Exactly as given, repeat all of the entries.
BEGIN Material for this task
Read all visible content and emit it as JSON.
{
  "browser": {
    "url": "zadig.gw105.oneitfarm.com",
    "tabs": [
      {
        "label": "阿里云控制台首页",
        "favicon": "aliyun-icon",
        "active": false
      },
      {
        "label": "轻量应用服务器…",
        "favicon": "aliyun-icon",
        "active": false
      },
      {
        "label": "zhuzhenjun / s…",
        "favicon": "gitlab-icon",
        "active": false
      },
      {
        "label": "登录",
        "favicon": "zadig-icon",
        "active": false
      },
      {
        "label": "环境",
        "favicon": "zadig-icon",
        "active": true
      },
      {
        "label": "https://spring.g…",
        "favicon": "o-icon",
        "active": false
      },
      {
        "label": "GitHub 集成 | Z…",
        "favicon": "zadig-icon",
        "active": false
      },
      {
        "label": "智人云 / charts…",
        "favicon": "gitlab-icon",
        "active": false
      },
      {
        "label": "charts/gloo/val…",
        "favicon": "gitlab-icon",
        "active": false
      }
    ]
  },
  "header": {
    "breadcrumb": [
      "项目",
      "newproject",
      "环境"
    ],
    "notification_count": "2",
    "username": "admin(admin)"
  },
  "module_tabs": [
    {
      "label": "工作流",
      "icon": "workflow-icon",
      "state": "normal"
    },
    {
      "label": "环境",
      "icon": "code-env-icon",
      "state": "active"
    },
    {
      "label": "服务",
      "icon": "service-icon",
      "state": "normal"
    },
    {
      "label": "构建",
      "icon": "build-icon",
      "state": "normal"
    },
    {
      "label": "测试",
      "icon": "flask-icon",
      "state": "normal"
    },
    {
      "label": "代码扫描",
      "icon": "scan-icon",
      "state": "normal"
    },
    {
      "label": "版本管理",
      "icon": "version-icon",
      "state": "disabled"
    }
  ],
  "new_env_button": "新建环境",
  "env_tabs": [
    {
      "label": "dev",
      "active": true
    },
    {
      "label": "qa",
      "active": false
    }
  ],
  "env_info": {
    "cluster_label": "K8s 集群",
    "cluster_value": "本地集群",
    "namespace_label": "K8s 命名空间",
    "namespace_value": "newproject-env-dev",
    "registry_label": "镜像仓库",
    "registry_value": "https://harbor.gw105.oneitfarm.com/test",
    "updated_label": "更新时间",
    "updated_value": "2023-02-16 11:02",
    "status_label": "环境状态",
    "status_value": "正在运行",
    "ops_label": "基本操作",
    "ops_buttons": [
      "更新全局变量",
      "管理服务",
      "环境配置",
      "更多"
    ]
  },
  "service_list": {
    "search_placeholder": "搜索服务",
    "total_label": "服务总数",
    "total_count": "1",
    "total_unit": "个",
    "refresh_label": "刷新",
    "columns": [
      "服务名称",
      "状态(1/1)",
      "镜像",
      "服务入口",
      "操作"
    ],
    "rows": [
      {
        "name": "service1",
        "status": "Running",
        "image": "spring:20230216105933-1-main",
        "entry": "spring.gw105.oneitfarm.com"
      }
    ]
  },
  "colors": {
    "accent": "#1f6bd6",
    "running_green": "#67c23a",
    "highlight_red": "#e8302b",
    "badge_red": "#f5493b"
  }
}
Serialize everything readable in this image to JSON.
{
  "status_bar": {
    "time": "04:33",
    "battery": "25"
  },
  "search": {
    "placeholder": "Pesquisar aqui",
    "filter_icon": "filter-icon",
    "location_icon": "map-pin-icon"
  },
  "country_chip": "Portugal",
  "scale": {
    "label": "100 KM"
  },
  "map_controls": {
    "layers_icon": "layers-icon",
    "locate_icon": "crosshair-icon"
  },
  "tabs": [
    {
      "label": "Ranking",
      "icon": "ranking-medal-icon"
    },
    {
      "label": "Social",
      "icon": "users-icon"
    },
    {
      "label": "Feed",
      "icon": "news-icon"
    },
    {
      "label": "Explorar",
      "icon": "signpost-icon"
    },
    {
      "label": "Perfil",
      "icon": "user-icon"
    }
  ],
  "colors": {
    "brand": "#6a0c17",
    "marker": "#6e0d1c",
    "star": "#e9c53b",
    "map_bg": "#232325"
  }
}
END Material for this task
* [Output]:
Read all visible content and emit it as JSON.
{
  "browser": {
    "url": "zadig.gw105.oneitfarm.com",
    "tabs": [
      {
        "label": "阿里云控制台首页",
        "favicon": "aliyun-icon",
        "active": false
      },
      {
        "label": "轻量应用服务器…",
        "favicon": "aliyun-icon",
        "active": false
      },
      {
        "label": "zhuzhenjun / s…",
        "favicon": "gitlab-icon",
        "active": false
      },
      {
        "label": "登录",
        "favicon": "zadig-icon",
        "active": false
      },
      {
        "label": "环境",
        "favicon": "zadig-icon",
        "active": true
      },
      {
        "label": "https://spring.g…",
        "favicon": "o-icon",
        "active": false
      },
      {
        "label": "GitHub 集成 | Z…",
        "favicon": "zadig-icon",
        "active": false
      },
      {
        "label": "智人云 / charts…",
        "favicon": "gitlab-icon",
        "active": false
      },
      {
        "label": "charts/gloo/val…",
        "favicon": "gitlab-icon",
        "active": false
      }
    ]
  },
  "header": {
    "breadcrumb": [
      "项目",
      "newproject",
      "环境"
    ],
    "notification_count": "2",
    "username": "admin(admin)"
  },
  "module_tabs": [
    {
      "label": "工作流",
      "icon": "workflow-icon",
      "state": "normal"
    },
    {
      "label": "环境",
      "icon": "code-env-icon",
      "state": "active"
    },
    {
      "label": "服务",
      "icon": "service-icon",
      "state": "normal"
    },
    {
      "label": "构建",
      "icon": "build-icon",
      "state": "normal"
    },
    {
      "label": "测试",
      "icon": "flask-icon",
      "state": "normal"
    },
    {
      "label": "代码扫描",
      "icon": "scan-icon",
      "state": "normal"
    },
    {
      "label": "版本管理",
      "icon": "version-icon",
      "state": "disabled"
    }
  ],
  "new_env_button": "新建环境",
  "env_tabs": [
    {
      "label": "dev",
      "active": true
    },
    {
      "label": "qa",
      "active": false
    }
  ],
  "env_info": {
    "cluster_label": "K8s 集群",
    "cluster_value": "本地集群",
    "namespace_label": "K8s 命名空间",
    "namespace_value": "newproject-env-dev",
    "registry_label": "镜像仓库",
    "registry_value": "https://harbor.gw105.oneitfarm.com/test",
    "updated_label": "更新时间",
    "updated_value": "2023-02-16 11:02",
    "status_label": "环境状态",
    "status_value": "正在运行",
    "ops_label": "基本操作",
    "ops_buttons": [
      "更新全局变量",
      "管理服务",
      "环境配置",
      "更多"
    ]
  },
  "service_list": {
    "search_placeholder": "搜索服务",
    "total_label": "服务总数",
    "total_count": "1",
    "total_unit": "个",
    "refresh_label": "刷新",
    "columns": [
      "服务名称",
      "状态(1/1)",
      "镜像",
      "服务入口",
      "操作"
    ],
    "rows": [
      {
        "name": "service1",
        "status": "Running",
        "image": "spring:20230216105933-1-main",
        "entry": "spring.gw105.oneitfarm.com"
      }
    ]
  },
  "colors": {
    "accent": "#1f6bd6",
    "running_green": "#67c23a",
    "highlight_red": "#e8302b",
    "badge_red": "#f5493b"
  }
}
Serialize everything readable in this image to JSON.
{
  "status_bar": {
    "time": "04:33",
    "battery": "25"
  },
  "search": {
    "placeholder": "Pesquisar aqui",
    "filter_icon": "filter-icon",
    "location_icon": "map-pin-icon"
  },
  "country_chip": "Portugal",
  "scale": {
    "label": "100 KM"
  },
  "map_controls": {
    "layers_icon": "layers-icon",
    "locate_icon": "crosshair-icon"
  },
  "tabs": [
    {
      "label": "Ranking",
      "icon": "ranking-medal-icon"
    },
    {
      "label": "Social",
      "icon": "users-icon"
    },
    {
      "label": "Feed",
      "icon": "news-icon"
    },
    {
      "label": "Explorar",
      "icon": "signpost-icon"
    },
    {
      "label": "Perfil",
      "icon": "user-icon"
    }
  ],
  "colors": {
    "brand": "#6a0c17",
    "marker": "#6e0d1c",
    "star": "#e9c53b",
    "map_bg": "#232325"
  }
}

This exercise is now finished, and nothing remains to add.